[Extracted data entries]
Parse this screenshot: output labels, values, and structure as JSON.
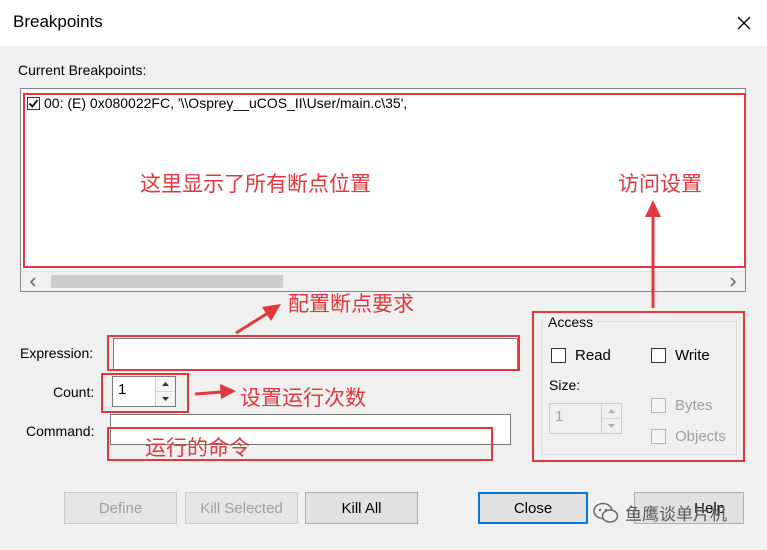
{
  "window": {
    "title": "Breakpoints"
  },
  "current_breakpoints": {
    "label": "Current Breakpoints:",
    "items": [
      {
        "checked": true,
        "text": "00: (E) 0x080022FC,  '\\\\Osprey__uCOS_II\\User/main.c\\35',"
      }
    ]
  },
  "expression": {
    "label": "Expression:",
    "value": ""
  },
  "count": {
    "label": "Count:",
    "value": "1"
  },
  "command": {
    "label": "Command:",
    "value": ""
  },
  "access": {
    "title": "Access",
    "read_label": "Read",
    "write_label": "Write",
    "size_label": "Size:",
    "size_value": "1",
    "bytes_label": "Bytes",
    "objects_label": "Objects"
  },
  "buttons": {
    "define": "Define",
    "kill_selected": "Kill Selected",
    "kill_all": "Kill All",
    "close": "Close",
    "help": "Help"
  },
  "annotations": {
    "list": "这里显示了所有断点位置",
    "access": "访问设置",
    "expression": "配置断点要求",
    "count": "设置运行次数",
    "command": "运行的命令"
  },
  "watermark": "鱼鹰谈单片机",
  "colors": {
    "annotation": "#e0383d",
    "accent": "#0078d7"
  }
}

==

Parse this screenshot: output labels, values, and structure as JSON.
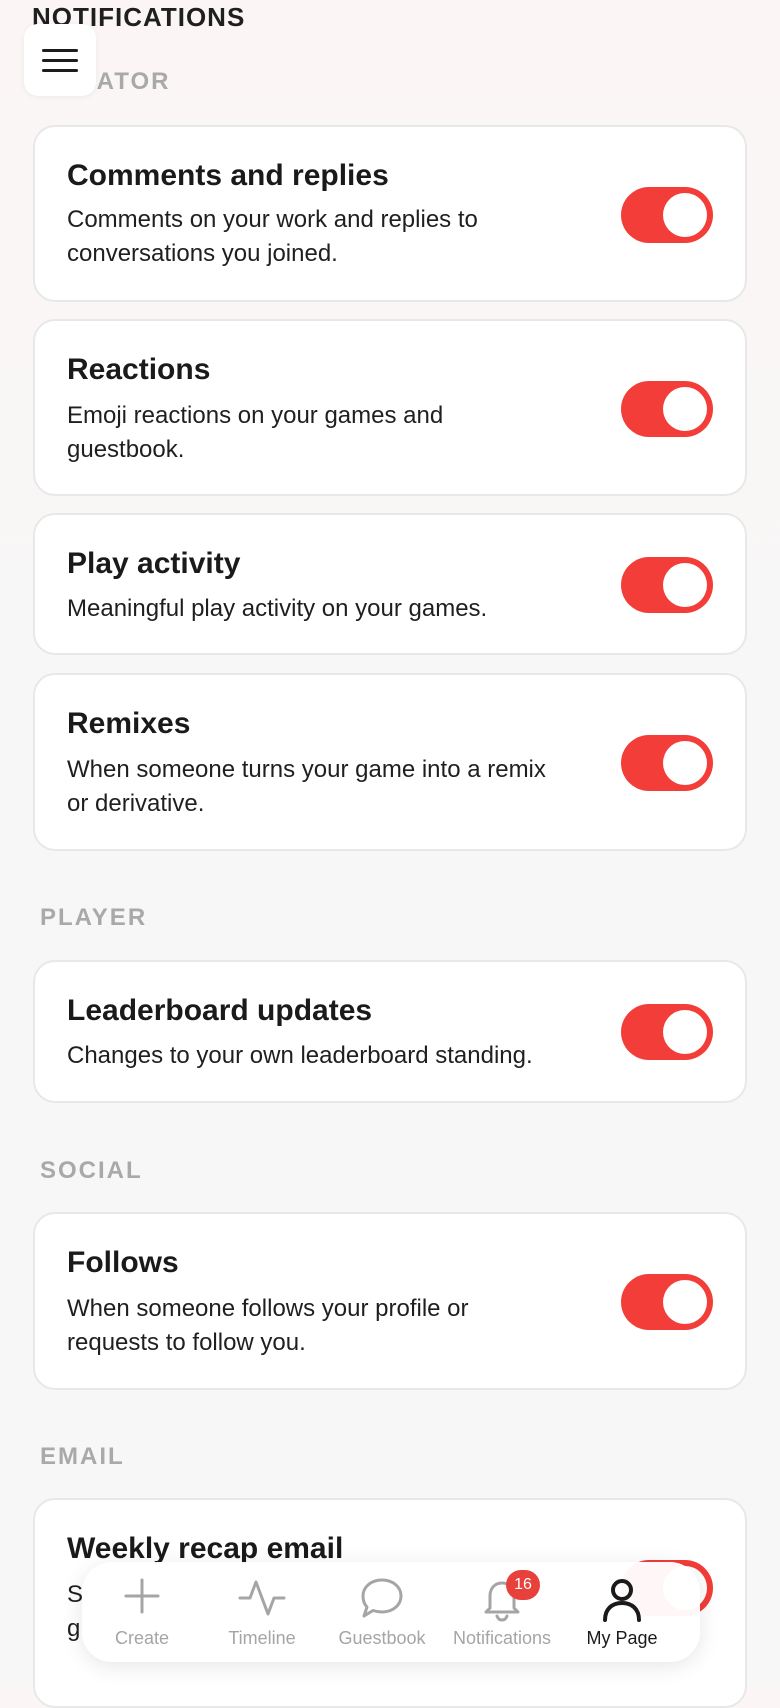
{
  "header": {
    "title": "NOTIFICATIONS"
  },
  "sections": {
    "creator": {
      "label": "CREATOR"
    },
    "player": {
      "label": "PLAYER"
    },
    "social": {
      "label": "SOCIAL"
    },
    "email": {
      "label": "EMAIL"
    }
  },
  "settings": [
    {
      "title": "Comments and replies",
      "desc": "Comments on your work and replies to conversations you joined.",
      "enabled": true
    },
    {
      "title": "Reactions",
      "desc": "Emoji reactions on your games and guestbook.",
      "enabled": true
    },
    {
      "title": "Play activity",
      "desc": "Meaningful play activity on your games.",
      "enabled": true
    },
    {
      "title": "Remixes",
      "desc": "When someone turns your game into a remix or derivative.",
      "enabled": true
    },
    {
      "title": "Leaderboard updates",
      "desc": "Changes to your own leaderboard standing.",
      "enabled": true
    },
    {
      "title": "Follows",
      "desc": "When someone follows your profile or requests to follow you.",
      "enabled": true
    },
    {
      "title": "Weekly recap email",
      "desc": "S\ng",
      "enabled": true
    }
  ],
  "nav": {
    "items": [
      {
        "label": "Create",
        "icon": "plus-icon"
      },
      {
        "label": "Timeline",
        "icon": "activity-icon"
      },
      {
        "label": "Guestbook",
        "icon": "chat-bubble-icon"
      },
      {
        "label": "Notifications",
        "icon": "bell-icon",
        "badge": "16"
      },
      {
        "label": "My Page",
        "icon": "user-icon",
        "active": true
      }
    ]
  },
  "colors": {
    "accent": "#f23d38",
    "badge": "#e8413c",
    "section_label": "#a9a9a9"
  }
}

==

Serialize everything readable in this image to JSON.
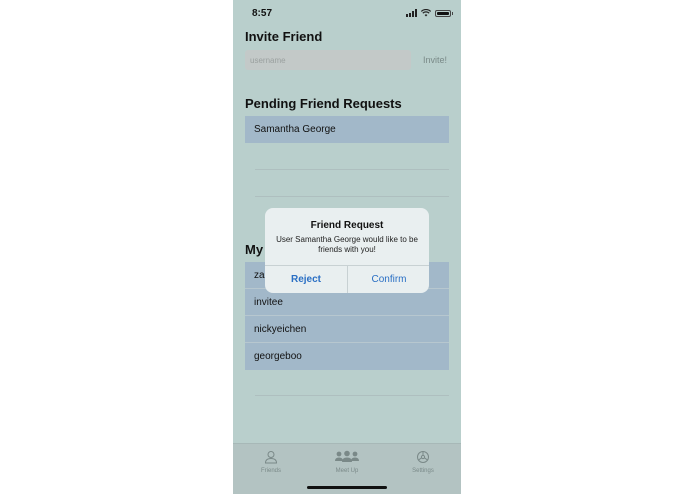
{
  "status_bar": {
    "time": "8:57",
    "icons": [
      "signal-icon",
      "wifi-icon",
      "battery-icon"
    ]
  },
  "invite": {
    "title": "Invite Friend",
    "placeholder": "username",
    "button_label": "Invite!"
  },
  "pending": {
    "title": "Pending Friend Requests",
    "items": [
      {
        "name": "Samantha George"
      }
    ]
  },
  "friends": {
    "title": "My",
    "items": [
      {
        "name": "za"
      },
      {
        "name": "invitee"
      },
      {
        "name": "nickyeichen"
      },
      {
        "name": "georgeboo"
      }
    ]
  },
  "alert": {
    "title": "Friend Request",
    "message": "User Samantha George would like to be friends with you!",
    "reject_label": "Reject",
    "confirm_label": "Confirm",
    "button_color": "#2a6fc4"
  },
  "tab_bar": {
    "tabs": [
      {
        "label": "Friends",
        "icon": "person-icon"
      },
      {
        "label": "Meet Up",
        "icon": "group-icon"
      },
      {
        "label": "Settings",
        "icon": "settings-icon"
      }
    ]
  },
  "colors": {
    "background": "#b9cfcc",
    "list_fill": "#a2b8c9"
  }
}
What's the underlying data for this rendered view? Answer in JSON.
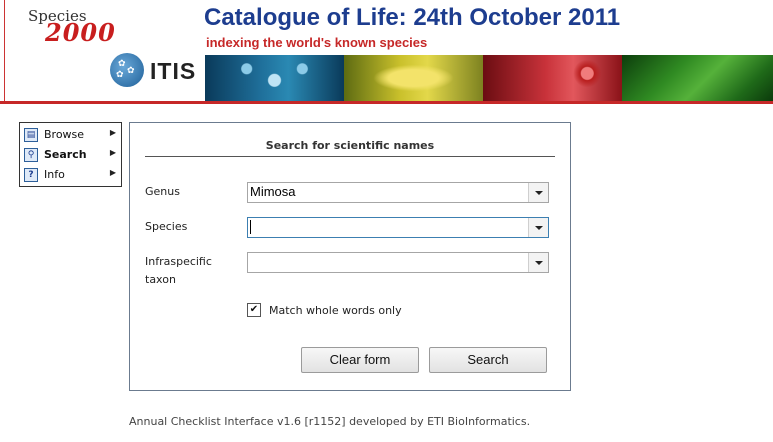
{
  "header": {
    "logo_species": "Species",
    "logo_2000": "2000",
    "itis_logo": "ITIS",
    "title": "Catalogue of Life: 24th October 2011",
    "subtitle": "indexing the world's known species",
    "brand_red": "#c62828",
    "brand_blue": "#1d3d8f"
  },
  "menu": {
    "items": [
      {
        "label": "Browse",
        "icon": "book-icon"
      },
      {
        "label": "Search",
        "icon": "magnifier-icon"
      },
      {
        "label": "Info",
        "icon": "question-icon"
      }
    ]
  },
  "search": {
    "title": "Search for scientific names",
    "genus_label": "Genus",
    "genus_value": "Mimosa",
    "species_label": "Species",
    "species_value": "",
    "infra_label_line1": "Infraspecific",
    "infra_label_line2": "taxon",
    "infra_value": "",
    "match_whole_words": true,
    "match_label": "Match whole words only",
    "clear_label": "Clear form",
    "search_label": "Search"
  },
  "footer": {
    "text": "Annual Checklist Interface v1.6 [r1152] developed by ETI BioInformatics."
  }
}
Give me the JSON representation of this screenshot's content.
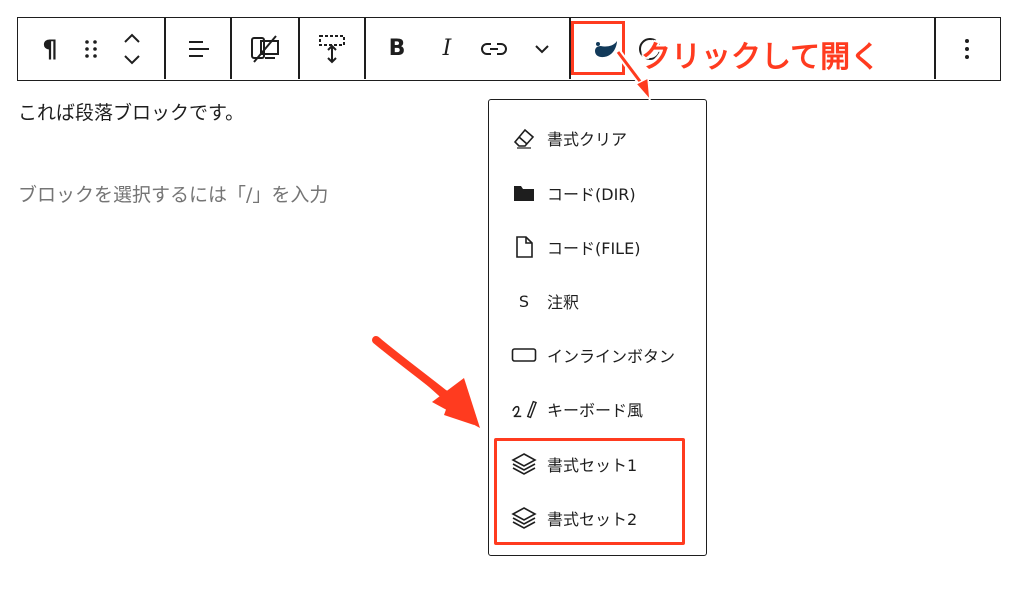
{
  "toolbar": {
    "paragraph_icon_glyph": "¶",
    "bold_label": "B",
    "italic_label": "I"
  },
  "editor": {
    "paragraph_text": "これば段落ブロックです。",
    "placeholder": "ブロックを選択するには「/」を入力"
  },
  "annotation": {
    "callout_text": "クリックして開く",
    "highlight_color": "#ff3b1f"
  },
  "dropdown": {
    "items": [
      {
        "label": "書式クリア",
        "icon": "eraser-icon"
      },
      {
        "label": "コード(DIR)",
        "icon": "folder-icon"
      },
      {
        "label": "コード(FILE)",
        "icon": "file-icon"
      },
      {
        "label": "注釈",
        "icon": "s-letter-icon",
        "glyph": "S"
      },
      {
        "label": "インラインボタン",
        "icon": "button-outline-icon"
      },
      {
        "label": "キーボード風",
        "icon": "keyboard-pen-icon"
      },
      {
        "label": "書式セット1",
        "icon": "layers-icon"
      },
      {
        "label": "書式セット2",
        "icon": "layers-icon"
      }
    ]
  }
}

* _WHAT YOU ARE ASKED TO DO_
Copy down every line of the material above that includes the string "When".

* _OUTPUT OF THE EXERCISE_
      "desc": "When someone turns your game into a remix or derivative.",
      "desc": "When someone follows your profile or requests to follow you.",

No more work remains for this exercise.